Find the lines containing the word "incorrect" and copy every one of them.

○ ○ ○ ○ ○

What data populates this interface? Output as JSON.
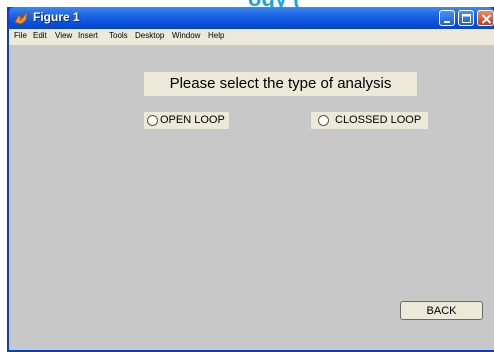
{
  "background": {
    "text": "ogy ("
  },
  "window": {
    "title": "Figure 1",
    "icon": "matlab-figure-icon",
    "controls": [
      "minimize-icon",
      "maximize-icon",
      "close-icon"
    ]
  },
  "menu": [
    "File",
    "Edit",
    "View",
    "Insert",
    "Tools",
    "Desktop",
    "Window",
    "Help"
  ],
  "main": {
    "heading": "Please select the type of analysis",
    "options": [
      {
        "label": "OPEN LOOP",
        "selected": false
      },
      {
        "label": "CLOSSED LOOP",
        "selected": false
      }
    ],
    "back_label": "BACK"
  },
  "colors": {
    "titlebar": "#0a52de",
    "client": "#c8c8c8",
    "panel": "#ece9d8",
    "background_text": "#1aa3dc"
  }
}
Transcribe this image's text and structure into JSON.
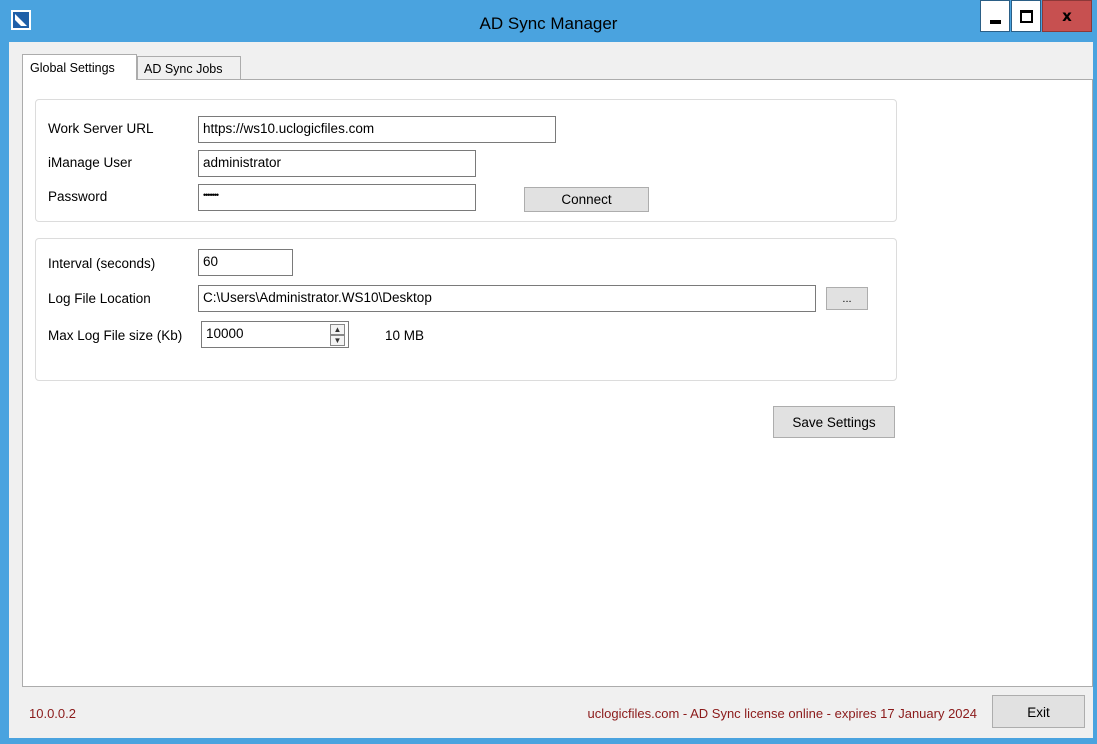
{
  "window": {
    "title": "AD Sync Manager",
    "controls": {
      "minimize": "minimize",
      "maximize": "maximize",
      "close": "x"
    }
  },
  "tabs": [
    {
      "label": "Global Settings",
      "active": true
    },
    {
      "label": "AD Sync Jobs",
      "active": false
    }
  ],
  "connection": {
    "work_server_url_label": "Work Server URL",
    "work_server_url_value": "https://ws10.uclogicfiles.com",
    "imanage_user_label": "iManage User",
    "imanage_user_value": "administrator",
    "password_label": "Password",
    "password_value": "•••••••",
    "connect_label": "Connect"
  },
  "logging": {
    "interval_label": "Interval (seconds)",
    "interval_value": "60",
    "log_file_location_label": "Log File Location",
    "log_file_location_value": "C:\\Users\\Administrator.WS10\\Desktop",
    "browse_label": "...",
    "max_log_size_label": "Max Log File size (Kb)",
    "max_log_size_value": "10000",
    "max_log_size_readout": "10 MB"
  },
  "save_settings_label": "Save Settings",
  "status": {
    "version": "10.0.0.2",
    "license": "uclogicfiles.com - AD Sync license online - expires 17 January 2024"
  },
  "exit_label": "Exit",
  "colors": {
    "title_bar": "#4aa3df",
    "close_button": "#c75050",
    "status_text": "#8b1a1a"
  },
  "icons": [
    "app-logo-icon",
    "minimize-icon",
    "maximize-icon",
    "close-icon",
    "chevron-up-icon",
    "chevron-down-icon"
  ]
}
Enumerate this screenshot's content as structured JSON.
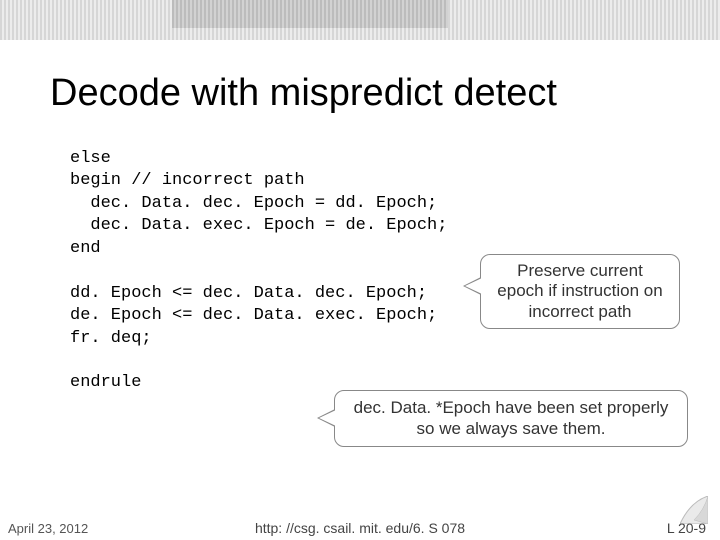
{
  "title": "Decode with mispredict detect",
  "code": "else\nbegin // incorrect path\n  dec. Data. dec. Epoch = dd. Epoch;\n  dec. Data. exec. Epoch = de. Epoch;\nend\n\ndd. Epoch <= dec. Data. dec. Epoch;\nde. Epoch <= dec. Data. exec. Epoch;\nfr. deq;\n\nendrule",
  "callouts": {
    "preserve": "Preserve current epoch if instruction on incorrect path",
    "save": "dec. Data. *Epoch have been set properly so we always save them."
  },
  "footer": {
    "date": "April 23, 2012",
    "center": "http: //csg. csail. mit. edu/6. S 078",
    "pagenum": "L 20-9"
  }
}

○ ○ ○ ○ ○

Task result
  "code": "else\nbegin // incorrect path\n  dec. Data. dec. Epoch = dd. Epoch;\n  dec. Data. exec. Epoch = de. Epoch;\nend\n\ndd. Epoch <= dec. Data. dec. Epoch;\nde. Epoch <= dec. Data. exec. Epoch;\nfr. deq;\n\nendrule",
    "preserve": "Preserve current epoch if instruction on incorrect path",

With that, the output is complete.